## Provided passage
————
Following this month’s launch of Aurora’s first share offer to private investors, Phoenix’s Tristan Chapple popped into Citywire to talk about the ‘secret sauce’ applied to the now punchy portfolio of turnaround stocks.
In this video interview Chapple relates how Aurora’s managers upped their holdings in housebuilders Barratt Developments (BDEV), Bellway (BWY) and Redrow (RDW) after last year’s Brexit vote but recently took profits after seeing their shares soar.
This has left Aurora with 15% cash, prompting Chapple to explain the investment return Phoenix will seek for shareholders from any investments it buys with the money.
Can’t watch now? Read the transcript
Gavin Lumsden: Hello, with me today is Tristan Chapple, director of Phoenix Asset Mangement Partners, which manages Aurora, a small investment trust that they took over a while ago and turned around into a deep value fund. Tristan, very good to see you.
Tristan Chapple: Good to see you Gavin.
GL: You’re looking to raise more money with a share placing and offer. It’s going to be made available to private investors via the normal investment platforms, so tell us a bit about the fund. What is it you’re aiming to do?
TC: So until this point our strategy has been available to institutions, wealth managers, family offices. Through the intermediary offer that we’re doing this September it’s the first time that we can broaden that out a bit and give an opportunity for the retail investor through the platforms to access the Phoenix investment style.
GL: And what is so special about the Phoenix style?
————
## What you will do
[a] From the Aurora interview, return the passage starting at "Tristan Chapple: Good" and ending at "Phoenix investment style.".
[b] Answer these questions using the Aurora interview:
(i) Which three housebuilders did Aurora's managers add to after last year's Brexit vote?
(ii) What share of Aurora is now held in cash?
(iii) In which month is the intermediary offer taking place?

## Entries shown
————
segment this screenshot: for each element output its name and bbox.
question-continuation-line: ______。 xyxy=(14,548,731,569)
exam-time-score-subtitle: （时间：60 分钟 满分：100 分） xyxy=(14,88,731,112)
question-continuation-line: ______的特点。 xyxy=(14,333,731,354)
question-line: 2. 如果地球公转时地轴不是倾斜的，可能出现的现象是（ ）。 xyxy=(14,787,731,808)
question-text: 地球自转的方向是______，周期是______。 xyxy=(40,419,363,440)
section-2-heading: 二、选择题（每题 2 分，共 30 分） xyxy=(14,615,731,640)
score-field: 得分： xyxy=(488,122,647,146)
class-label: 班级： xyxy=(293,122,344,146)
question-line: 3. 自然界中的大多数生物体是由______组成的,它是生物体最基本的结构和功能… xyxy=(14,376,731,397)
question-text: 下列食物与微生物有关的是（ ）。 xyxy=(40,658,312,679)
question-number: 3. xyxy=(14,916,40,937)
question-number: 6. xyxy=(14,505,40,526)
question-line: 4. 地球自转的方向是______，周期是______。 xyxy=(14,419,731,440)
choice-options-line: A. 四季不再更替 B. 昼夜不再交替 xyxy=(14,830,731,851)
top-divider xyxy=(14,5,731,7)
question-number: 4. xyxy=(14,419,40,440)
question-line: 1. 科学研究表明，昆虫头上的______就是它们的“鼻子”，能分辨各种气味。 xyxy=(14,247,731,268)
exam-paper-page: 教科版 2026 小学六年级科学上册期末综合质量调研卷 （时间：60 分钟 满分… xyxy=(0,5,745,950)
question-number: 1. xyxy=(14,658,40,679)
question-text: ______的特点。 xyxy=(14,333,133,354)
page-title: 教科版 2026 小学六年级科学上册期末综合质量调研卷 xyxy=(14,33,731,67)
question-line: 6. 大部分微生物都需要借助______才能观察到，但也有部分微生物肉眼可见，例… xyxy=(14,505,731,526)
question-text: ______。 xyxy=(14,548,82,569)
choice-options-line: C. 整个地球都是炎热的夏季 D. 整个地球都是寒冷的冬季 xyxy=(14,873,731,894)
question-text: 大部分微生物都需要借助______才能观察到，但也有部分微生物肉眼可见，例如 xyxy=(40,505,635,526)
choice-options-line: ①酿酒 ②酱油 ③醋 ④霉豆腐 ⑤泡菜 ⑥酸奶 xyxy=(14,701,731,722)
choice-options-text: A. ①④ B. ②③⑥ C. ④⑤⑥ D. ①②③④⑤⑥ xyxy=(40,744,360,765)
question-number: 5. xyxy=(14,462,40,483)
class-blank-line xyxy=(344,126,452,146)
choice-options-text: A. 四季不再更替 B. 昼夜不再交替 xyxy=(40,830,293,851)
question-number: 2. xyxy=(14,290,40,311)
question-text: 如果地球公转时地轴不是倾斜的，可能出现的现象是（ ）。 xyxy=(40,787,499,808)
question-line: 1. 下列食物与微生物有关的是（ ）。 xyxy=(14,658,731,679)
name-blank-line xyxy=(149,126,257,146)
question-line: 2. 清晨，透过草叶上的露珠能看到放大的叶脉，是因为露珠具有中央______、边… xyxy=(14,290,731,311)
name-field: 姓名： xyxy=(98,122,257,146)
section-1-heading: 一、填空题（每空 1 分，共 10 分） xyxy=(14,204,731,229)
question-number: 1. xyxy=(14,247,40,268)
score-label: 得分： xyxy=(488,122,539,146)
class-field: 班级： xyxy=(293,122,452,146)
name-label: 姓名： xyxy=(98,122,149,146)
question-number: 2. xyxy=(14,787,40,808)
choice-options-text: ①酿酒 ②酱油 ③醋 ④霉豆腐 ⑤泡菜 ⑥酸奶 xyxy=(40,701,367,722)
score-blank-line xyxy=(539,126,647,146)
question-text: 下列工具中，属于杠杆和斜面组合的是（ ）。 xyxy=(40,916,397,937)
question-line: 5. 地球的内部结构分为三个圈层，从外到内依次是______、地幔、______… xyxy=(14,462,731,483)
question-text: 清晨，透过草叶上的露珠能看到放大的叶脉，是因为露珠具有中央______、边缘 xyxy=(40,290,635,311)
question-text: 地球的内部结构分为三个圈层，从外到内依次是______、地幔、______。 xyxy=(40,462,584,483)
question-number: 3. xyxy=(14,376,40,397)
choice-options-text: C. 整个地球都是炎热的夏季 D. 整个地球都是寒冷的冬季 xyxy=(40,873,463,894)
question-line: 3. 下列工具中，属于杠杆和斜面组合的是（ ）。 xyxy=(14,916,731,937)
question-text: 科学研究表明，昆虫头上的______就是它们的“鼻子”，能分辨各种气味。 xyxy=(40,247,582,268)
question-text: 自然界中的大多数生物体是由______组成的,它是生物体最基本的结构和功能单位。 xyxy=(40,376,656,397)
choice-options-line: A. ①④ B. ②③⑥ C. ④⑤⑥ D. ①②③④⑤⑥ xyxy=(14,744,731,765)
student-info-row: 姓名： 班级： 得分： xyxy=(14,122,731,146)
————
## Correct answers
[a]
Tristan Chapple: Good to see you Gavin.
GL: You’re looking to raise more money with a share placing and offer. It’s going to be made available to private investors via the normal investment platforms, so tell us a bit about the fund. What is it you’re aiming to do?
TC: So until this point our strategy has been available to institutions, wealth managers, family offices. Through the intermediary offer that we’re doing this September it’s the first time that we can broaden that out a bit and give an opportunity for the retail investor through the platforms to access the Phoenix investment style.

[b]
(i) Barratt Developments, Bellway and Redrow.
(ii) 15%.
(iii) September.